> **What this task involves**: Transcribe the full listing exactly, and drop every picture.

> **Listing**:
· · · ·
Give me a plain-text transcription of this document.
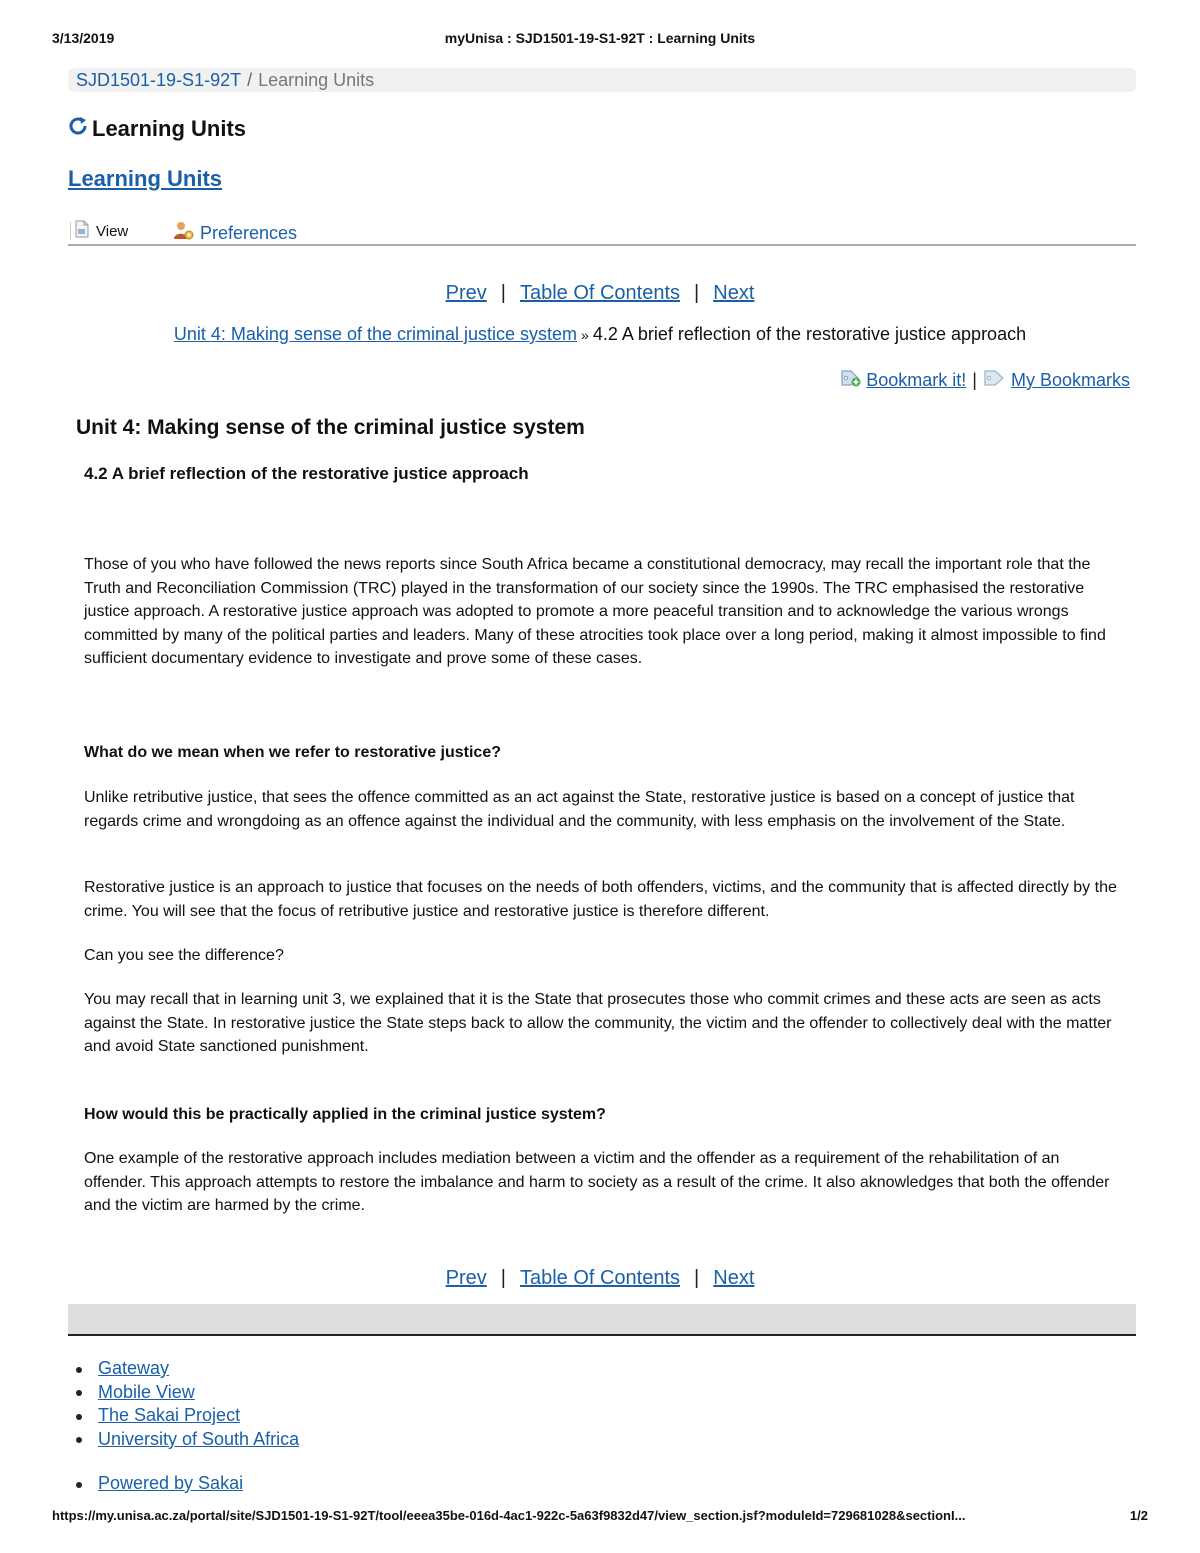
3/13/2019	myUnisa : SJD1501-19-S1-92T : Learning Units
SJD1501-19-S1-92T / Learning Units
Learning Units
Learning Units
View	Preferences
Prev | Table Of Contents | Next
Unit 4: Making sense of the criminal justice system » 4.2 A brief reflection of the restorative justice approach
Bookmark it! | My Bookmarks
Unit 4: Making sense of the criminal justice system
4.2 A brief reflection of the restorative justice approach

Those of you who have followed the news reports since South Africa became a constitutional democracy, may recall the important role that the Truth and Reconciliation Commission (TRC) played in the transformation of our society since the 1990s. The TRC emphasised the restorative justice approach. A restorative justice approach was adopted to promote a more peaceful transition and to acknowledge the various wrongs committed by many of the political parties and leaders. Many of these atrocities took place over a long period, making it almost impossible to find sufficient documentary evidence to investigate and prove some of these cases.

What do we mean when we refer to restorative justice?

Unlike retributive justice, that sees the offence committed as an act against the State, restorative justice is based on a concept of justice that regards crime and wrongdoing as an offence against the individual and the community, with less emphasis on the involvement of the State.

Restorative justice is an approach to justice that focuses on the needs of both offenders, victims, and the community that is affected directly by the crime. You will see that the focus of retributive justice and restorative justice is therefore different.

Can you see the difference?

You may recall that in learning unit 3, we explained that it is the State that prosecutes those who commit crimes and these acts are seen as acts against the State. In restorative justice the State steps back to allow the community, the victim and the offender to collectively deal with the matter and avoid State sanctioned punishment.

How would this be practically applied in the criminal justice system?

One example of the restorative approach includes mediation between a victim and the offender as a requirement of the rehabilitation of an offender. This approach attempts to restore the imbalance and harm to society as a result of the crime. It also aknowledges that both the offender and the victim are harmed by the crime.

Prev | Table Of Contents | Next
Gateway
Mobile View
The Sakai Project
University of South Africa
Powered by Sakai
https://my.unisa.ac.za/portal/site/SJD1501-19-S1-92T/tool/eeea35be-016d-4ac1-922c-5a63f9832d47/view_section.jsf?moduleId=729681028&sectionI...	1/2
· · · ·
> **Solution to the problem**:
Give me a plain-text transcription of this document.
3/13/2019	myUnisa : SJD1501-19-S1-92T : Learning Units
SJD1501-19-S1-92T / Learning Units
Learning Units
Learning Units
View	Preferences
Prev | Table Of Contents | Next
Unit 4: Making sense of the criminal justice system » 4.2 A brief reflection of the restorative justice approach
Bookmark it! | My Bookmarks
Unit 4: Making sense of the criminal justice system
4.2 A brief reflection of the restorative justice approach

Those of you who have followed the news reports since South Africa became a constitutional democracy, may recall the important role that the Truth and Reconciliation Commission (TRC) played in the transformation of our society since the 1990s. The TRC emphasised the restorative justice approach. A restorative justice approach was adopted to promote a more peaceful transition and to acknowledge the various wrongs committed by many of the political parties and leaders. Many of these atrocities took place over a long period, making it almost impossible to find sufficient documentary evidence to investigate and prove some of these cases.

What do we mean when we refer to restorative justice?

Unlike retributive justice, that sees the offence committed as an act against the State, restorative justice is based on a concept of justice that regards crime and wrongdoing as an offence against the individual and the community, with less emphasis on the involvement of the State.

Restorative justice is an approach to justice that focuses on the needs of both offenders, victims, and the community that is affected directly by the crime. You will see that the focus of retributive justice and restorative justice is therefore different.

Can you see the difference?

You may recall that in learning unit 3, we explained that it is the State that prosecutes those who commit crimes and these acts are seen as acts against the State. In restorative justice the State steps back to allow the community, the victim and the offender to collectively deal with the matter and avoid State sanctioned punishment.

How would this be practically applied in the criminal justice system?

One example of the restorative approach includes mediation between a victim and the offender as a requirement of the rehabilitation of an offender. This approach attempts to restore the imbalance and harm to society as a result of the crime. It also aknowledges that both the offender and the victim are harmed by the crime.

Prev | Table Of Contents | Next
Gateway
Mobile View
The Sakai Project
University of South Africa
Powered by Sakai
https://my.unisa.ac.za/portal/site/SJD1501-19-S1-92T/tool/eeea35be-016d-4ac1-922c-5a63f9832d47/view_section.jsf?moduleId=729681028&sectionI...	1/2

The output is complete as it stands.